= Exercise aim =
All of the records listed below should be retyped exactly.

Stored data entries
<<<<

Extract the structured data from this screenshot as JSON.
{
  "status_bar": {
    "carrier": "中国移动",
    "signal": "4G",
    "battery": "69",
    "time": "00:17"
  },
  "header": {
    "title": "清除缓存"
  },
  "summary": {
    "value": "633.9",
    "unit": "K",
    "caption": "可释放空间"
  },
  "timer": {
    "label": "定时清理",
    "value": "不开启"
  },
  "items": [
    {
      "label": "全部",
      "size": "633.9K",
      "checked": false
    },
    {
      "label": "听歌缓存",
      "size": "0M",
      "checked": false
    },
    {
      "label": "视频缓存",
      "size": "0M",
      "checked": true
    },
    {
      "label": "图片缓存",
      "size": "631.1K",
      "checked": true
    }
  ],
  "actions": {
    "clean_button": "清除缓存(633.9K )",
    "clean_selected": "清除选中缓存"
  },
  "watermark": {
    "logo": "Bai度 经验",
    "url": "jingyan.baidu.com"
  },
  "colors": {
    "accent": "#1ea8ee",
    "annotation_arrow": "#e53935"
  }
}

>>>>

= Problem solution =
Extract the structured data from this screenshot as JSON.
{
  "status_bar": {
    "carrier": "中国移动",
    "signal": "4G",
    "battery": "69",
    "time": "00:17"
  },
  "header": {
    "title": "清除缓存"
  },
  "summary": {
    "value": "633.9",
    "unit": "K",
    "caption": "可释放空间"
  },
  "timer": {
    "label": "定时清理",
    "value": "不开启"
  },
  "items": [
    {
      "label": "全部",
      "size": "633.9K",
      "checked": false
    },
    {
      "label": "听歌缓存",
      "size": "0M",
      "checked": false
    },
    {
      "label": "视频缓存",
      "size": "0M",
      "checked": true
    },
    {
      "label": "图片缓存",
      "size": "631.1K",
      "checked": true
    }
  ],
  "actions": {
    "clean_button": "清除缓存(633.9K )",
    "clean_selected": "清除选中缓存"
  },
  "watermark": {
    "logo": "Bai度 经验",
    "url": "jingyan.baidu.com"
  },
  "colors": {
    "accent": "#1ea8ee",
    "annotation_arrow": "#e53935"
  }
}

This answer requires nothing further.